> [STATED TASK]: Filter the entries, keeping every line with the word "Annually".

> [INPUT MATERIAL]:
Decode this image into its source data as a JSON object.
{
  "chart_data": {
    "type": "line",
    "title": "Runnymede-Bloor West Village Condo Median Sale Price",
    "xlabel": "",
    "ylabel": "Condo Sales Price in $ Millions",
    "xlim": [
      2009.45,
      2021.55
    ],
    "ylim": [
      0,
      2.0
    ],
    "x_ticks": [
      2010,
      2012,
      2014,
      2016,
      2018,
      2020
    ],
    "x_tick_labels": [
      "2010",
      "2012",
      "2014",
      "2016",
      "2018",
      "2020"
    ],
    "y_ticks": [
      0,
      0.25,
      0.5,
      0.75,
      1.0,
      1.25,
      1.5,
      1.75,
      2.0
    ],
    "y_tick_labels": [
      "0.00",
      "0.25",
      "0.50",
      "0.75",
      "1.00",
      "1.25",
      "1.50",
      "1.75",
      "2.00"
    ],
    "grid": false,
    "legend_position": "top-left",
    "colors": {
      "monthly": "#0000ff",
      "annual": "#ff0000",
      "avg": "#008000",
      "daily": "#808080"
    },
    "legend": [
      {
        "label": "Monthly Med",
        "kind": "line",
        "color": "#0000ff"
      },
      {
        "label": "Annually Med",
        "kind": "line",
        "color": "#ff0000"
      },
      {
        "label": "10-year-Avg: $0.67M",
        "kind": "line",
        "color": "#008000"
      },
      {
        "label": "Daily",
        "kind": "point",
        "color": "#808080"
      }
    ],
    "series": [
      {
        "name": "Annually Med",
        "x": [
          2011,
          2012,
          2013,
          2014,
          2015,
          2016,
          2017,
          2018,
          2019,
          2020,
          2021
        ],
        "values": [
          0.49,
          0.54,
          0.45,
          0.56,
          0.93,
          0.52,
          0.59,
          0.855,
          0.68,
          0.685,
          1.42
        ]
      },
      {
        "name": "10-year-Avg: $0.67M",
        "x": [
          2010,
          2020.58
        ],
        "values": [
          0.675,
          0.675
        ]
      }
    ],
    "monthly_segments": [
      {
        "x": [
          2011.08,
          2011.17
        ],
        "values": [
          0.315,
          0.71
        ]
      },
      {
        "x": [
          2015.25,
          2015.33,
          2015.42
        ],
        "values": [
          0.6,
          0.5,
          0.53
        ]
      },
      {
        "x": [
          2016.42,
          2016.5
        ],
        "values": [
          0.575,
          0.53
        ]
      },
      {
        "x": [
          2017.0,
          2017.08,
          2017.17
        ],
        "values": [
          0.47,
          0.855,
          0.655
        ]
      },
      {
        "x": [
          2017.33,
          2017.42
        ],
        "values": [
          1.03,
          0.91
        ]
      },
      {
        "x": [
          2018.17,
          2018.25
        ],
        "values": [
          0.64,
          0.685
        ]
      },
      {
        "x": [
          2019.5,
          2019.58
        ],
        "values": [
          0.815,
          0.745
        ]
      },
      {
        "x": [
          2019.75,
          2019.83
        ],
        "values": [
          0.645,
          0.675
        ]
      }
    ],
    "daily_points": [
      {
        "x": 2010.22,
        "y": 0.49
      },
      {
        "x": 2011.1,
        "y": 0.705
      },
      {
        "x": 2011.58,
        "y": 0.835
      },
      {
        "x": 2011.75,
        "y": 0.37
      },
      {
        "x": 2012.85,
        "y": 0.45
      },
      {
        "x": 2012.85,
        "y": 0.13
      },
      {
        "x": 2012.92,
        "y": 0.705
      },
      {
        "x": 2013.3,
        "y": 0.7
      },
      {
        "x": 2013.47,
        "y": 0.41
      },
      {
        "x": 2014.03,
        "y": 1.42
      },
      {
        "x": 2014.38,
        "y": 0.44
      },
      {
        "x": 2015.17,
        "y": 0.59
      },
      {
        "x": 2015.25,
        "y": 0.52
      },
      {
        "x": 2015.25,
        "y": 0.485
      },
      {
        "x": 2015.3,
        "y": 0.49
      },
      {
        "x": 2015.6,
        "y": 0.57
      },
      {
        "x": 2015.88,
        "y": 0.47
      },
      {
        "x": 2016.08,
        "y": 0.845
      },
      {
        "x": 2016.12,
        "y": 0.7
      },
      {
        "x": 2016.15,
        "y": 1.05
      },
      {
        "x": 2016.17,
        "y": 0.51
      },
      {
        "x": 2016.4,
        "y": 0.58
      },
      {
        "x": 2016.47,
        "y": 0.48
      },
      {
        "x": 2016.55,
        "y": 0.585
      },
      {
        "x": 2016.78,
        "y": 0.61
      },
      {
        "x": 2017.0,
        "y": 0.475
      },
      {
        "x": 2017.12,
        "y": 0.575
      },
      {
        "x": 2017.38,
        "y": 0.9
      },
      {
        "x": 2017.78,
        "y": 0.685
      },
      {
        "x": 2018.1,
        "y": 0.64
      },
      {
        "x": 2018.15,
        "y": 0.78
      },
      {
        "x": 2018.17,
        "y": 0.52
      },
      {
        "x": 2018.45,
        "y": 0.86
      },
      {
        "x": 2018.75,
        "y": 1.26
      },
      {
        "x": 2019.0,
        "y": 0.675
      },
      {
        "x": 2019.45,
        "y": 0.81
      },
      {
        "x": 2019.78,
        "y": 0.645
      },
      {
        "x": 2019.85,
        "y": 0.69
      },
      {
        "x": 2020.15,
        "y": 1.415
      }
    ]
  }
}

> [TASK SOLUTION]:
        "label": "Annually Med",
        "name": "Annually Med",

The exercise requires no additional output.